**WHAT NEEDS TO BE DONE:** Make an exact copy of the data below, leaving out every picture.

(Items from a figure collection)

----------

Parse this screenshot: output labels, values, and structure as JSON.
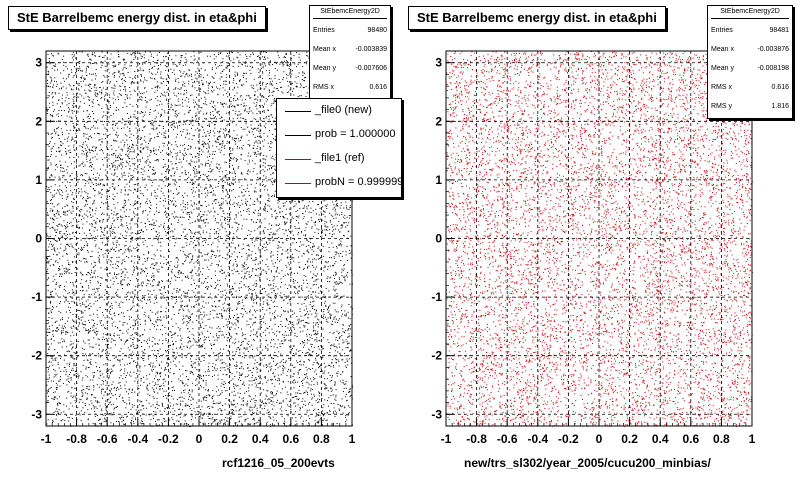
{
  "colors": {
    "pad_left": "#000000",
    "pad_right": "#cc0000",
    "legend_new": "#000000",
    "legend_ref": "#cc0000"
  },
  "chart_data": [
    {
      "type": "scatter",
      "title": "StE Barrelbemc energy dist. in eta&phi",
      "xlabel": "rcf1216_05_200evts",
      "ylabel": "",
      "xlim": [
        -1,
        1
      ],
      "ylim": [
        -3.2,
        3.2
      ],
      "xticks": [
        "-1",
        "-0.8",
        "-0.6",
        "-0.4",
        "-0.2",
        "0",
        "0.2",
        "0.4",
        "0.6",
        "0.8",
        "1"
      ],
      "yticks": [
        "-3",
        "-2",
        "-1",
        "0",
        "1",
        "2",
        "3"
      ],
      "grid": true,
      "distribution": "uniform",
      "series_color": "#000000",
      "stats": {
        "name": "StEbemcEnergy2D",
        "rows": [
          {
            "label": "Entries",
            "value": "98480"
          },
          {
            "label": "Mean x",
            "value": "-0.003839"
          },
          {
            "label": "Mean y",
            "value": "-0.007606"
          },
          {
            "label": "RMS x",
            "value": "0.616"
          }
        ]
      },
      "legend": {
        "placement": "top-right",
        "entries": [
          "_file0 (new)",
          "prob = 1.000000",
          "_file1 (ref)",
          "probN = 0.999999"
        ]
      }
    },
    {
      "type": "scatter",
      "title": "StE Barrelbemc energy dist. in eta&phi",
      "xlabel": "new/trs_sl302/year_2005/cucu200_minbias/",
      "ylabel": "",
      "xlim": [
        -1,
        1
      ],
      "ylim": [
        -3.2,
        3.2
      ],
      "xticks": [
        "-1",
        "-0.8",
        "-0.6",
        "-0.4",
        "-0.2",
        "0",
        "0.2",
        "0.4",
        "0.6",
        "0.8",
        "1"
      ],
      "yticks": [
        "-3",
        "-2",
        "-1",
        "0",
        "1",
        "2",
        "3"
      ],
      "grid": true,
      "distribution": "uniform",
      "series_color": "#cc0000",
      "stats": {
        "name": "StEbemcEnergy2D",
        "rows": [
          {
            "label": "Entries",
            "value": "98481"
          },
          {
            "label": "Mean x",
            "value": "-0.003876"
          },
          {
            "label": "Mean y",
            "value": "-0.008198"
          },
          {
            "label": "RMS x",
            "value": "0.616"
          },
          {
            "label": "RMS y",
            "value": "1.816"
          }
        ]
      }
    }
  ]
}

----------

**SOLUTION TO THE EXERCISE:**
Parse this screenshot: output labels, values, and structure as JSON.
{
  "colors": {
    "pad_left": "#000000",
    "pad_right": "#cc0000",
    "legend_new": "#000000",
    "legend_ref": "#cc0000"
  },
  "chart_data": [
    {
      "type": "scatter",
      "title": "StE Barrelbemc energy dist. in eta&phi",
      "xlabel": "rcf1216_05_200evts",
      "ylabel": "",
      "xlim": [
        -1,
        1
      ],
      "ylim": [
        -3.2,
        3.2
      ],
      "xticks": [
        "-1",
        "-0.8",
        "-0.6",
        "-0.4",
        "-0.2",
        "0",
        "0.2",
        "0.4",
        "0.6",
        "0.8",
        "1"
      ],
      "yticks": [
        "-3",
        "-2",
        "-1",
        "0",
        "1",
        "2",
        "3"
      ],
      "grid": true,
      "distribution": "uniform",
      "series_color": "#000000",
      "stats": {
        "name": "StEbemcEnergy2D",
        "rows": [
          {
            "label": "Entries",
            "value": "98480"
          },
          {
            "label": "Mean x",
            "value": "-0.003839"
          },
          {
            "label": "Mean y",
            "value": "-0.007606"
          },
          {
            "label": "RMS x",
            "value": "0.616"
          }
        ]
      },
      "legend": {
        "placement": "top-right",
        "entries": [
          "_file0 (new)",
          "prob = 1.000000",
          "_file1 (ref)",
          "probN = 0.999999"
        ]
      }
    },
    {
      "type": "scatter",
      "title": "StE Barrelbemc energy dist. in eta&phi",
      "xlabel": "new/trs_sl302/year_2005/cucu200_minbias/",
      "ylabel": "",
      "xlim": [
        -1,
        1
      ],
      "ylim": [
        -3.2,
        3.2
      ],
      "xticks": [
        "-1",
        "-0.8",
        "-0.6",
        "-0.4",
        "-0.2",
        "0",
        "0.2",
        "0.4",
        "0.6",
        "0.8",
        "1"
      ],
      "yticks": [
        "-3",
        "-2",
        "-1",
        "0",
        "1",
        "2",
        "3"
      ],
      "grid": true,
      "distribution": "uniform",
      "series_color": "#cc0000",
      "stats": {
        "name": "StEbemcEnergy2D",
        "rows": [
          {
            "label": "Entries",
            "value": "98481"
          },
          {
            "label": "Mean x",
            "value": "-0.003876"
          },
          {
            "label": "Mean y",
            "value": "-0.008198"
          },
          {
            "label": "RMS x",
            "value": "0.616"
          },
          {
            "label": "RMS y",
            "value": "1.816"
          }
        ]
      }
    }
  ]
}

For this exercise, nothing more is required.